WRITTEN INSTRUCTION: Write the records out again, precisely as they stand.

RECORDS PROVIDED:
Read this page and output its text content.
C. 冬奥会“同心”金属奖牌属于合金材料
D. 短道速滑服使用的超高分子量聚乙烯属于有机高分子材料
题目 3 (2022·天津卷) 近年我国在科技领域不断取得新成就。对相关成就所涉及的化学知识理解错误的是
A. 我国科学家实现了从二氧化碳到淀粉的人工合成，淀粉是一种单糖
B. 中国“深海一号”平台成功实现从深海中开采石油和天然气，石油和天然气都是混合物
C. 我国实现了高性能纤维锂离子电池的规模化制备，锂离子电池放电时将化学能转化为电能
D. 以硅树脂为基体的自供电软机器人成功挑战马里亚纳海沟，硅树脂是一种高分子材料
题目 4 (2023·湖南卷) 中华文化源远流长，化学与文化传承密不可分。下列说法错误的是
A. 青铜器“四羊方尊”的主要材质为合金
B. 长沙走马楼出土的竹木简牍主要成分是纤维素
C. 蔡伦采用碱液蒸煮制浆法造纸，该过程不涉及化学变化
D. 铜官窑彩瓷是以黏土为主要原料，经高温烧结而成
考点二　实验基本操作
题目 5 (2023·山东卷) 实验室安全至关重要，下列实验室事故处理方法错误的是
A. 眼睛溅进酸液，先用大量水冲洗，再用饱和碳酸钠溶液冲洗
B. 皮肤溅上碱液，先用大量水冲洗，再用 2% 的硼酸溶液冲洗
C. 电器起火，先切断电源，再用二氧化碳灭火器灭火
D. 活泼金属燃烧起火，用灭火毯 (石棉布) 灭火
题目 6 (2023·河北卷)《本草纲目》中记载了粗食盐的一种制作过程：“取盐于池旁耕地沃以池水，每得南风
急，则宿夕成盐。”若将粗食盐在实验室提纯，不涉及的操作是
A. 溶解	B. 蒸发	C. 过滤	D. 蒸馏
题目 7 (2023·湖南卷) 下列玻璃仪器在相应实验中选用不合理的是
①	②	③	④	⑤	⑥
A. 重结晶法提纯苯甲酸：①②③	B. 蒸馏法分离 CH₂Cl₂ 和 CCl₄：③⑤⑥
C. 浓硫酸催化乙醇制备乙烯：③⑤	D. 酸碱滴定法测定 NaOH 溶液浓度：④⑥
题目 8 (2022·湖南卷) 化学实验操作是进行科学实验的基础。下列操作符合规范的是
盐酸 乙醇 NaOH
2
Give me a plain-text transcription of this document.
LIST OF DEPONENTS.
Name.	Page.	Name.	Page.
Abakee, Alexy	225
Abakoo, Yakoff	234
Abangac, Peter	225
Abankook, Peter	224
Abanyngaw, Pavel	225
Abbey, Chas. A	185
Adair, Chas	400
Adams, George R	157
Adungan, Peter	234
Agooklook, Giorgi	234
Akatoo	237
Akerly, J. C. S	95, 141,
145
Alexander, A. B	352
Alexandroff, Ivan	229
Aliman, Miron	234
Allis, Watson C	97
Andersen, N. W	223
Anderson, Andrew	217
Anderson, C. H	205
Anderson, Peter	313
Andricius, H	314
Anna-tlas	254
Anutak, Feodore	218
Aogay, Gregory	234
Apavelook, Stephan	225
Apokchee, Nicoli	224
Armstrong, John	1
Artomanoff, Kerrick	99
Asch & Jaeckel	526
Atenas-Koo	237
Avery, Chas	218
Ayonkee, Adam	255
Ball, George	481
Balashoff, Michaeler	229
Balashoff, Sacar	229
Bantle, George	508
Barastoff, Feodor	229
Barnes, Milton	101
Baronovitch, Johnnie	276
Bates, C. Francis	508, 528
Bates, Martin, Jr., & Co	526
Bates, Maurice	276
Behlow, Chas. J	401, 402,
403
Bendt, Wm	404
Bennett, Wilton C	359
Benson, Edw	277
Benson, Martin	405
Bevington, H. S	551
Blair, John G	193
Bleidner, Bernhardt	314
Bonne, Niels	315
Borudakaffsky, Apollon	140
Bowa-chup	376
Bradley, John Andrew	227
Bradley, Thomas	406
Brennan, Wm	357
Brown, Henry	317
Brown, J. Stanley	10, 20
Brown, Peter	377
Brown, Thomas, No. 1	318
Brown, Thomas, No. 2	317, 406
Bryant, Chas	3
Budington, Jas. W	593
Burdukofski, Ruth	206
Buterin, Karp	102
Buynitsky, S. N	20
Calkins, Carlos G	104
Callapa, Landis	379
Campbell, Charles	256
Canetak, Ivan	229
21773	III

EXERCISE RESULT:
Read this page and output its text content.
C. 冬奥会“同心”金属奖牌属于合金材料
D. 短道速滑服使用的超高分子量聚乙烯属于有机高分子材料
题目 3 (2022·天津卷) 近年我国在科技领域不断取得新成就。对相关成就所涉及的化学知识理解错误的是
A. 我国科学家实现了从二氧化碳到淀粉的人工合成，淀粉是一种单糖
B. 中国“深海一号”平台成功实现从深海中开采石油和天然气，石油和天然气都是混合物
C. 我国实现了高性能纤维锂离子电池的规模化制备，锂离子电池放电时将化学能转化为电能
D. 以硅树脂为基体的自供电软机器人成功挑战马里亚纳海沟，硅树脂是一种高分子材料
题目 4 (2023·湖南卷) 中华文化源远流长，化学与文化传承密不可分。下列说法错误的是
A. 青铜器“四羊方尊”的主要材质为合金
B. 长沙走马楼出土的竹木简牍主要成分是纤维素
C. 蔡伦采用碱液蒸煮制浆法造纸，该过程不涉及化学变化
D. 铜官窑彩瓷是以黏土为主要原料，经高温烧结而成
考点二　实验基本操作
题目 5 (2023·山东卷) 实验室安全至关重要，下列实验室事故处理方法错误的是
A. 眼睛溅进酸液，先用大量水冲洗，再用饱和碳酸钠溶液冲洗
B. 皮肤溅上碱液，先用大量水冲洗，再用 2% 的硼酸溶液冲洗
C. 电器起火，先切断电源，再用二氧化碳灭火器灭火
D. 活泼金属燃烧起火，用灭火毯 (石棉布) 灭火
题目 6 (2023·河北卷)《本草纲目》中记载了粗食盐的一种制作过程：“取盐于池旁耕地沃以池水，每得南风
急，则宿夕成盐。”若将粗食盐在实验室提纯，不涉及的操作是
A. 溶解	B. 蒸发	C. 过滤	D. 蒸馏
题目 7 (2023·湖南卷) 下列玻璃仪器在相应实验中选用不合理的是
①	②	③	④	⑤	⑥
A. 重结晶法提纯苯甲酸：①②③	B. 蒸馏法分离 CH₂Cl₂ 和 CCl₄：③⑤⑥
C. 浓硫酸催化乙醇制备乙烯：③⑤	D. 酸碱滴定法测定 NaOH 溶液浓度：④⑥
题目 8 (2022·湖南卷) 化学实验操作是进行科学实验的基础。下列操作符合规范的是
盐酸 乙醇 NaOH
2
Give me a plain-text transcription of this document.
LIST OF DEPONENTS.
Name.	Page.	Name.	Page.
Abakee, Alexy	225
Abakoo, Yakoff	234
Abangac, Peter	225
Abankook, Peter	224
Abanyngaw, Pavel	225
Abbey, Chas. A	185
Adair, Chas	400
Adams, George R	157
Adungan, Peter	234
Agooklook, Giorgi	234
Akatoo	237
Akerly, J. C. S	95, 141,
145
Alexander, A. B	352
Alexandroff, Ivan	229
Aliman, Miron	234
Allis, Watson C	97
Andersen, N. W	223
Anderson, Andrew	217
Anderson, C. H	205
Anderson, Peter	313
Andricius, H	314
Anna-tlas	254
Anutak, Feodore	218
Aogay, Gregory	234
Apavelook, Stephan	225
Apokchee, Nicoli	224
Armstrong, John	1
Artomanoff, Kerrick	99
Asch & Jaeckel	526
Atenas-Koo	237
Avery, Chas	218
Ayonkee, Adam	255
Ball, George	481
Balashoff, Michaeler	229
Balashoff, Sacar	229
Bantle, George	508
Barastoff, Feodor	229
Barnes, Milton	101
Baronovitch, Johnnie	276
Bates, C. Francis	508, 528
Bates, Martin, Jr., & Co	526
Bates, Maurice	276
Behlow, Chas. J	401, 402,
403
Bendt, Wm	404
Bennett, Wilton C	359
Benson, Edw	277
Benson, Martin	405
Bevington, H. S	551
Blair, John G	193
Bleidner, Bernhardt	314
Bonne, Niels	315
Borudakaffsky, Apollon	140
Bowa-chup	376
Bradley, John Andrew	227
Bradley, Thomas	406
Brennan, Wm	357
Brown, Henry	317
Brown, J. Stanley	10, 20
Brown, Peter	377
Brown, Thomas, No. 1	318
Brown, Thomas, No. 2	317, 406
Bryant, Chas	3
Budington, Jas. W	593
Burdukofski, Ruth	206
Buterin, Karp	102
Buynitsky, S. N	20
Calkins, Carlos G	104
Callapa, Landis	379
Campbell, Charles	256
Canetak, Ivan	229
21773	III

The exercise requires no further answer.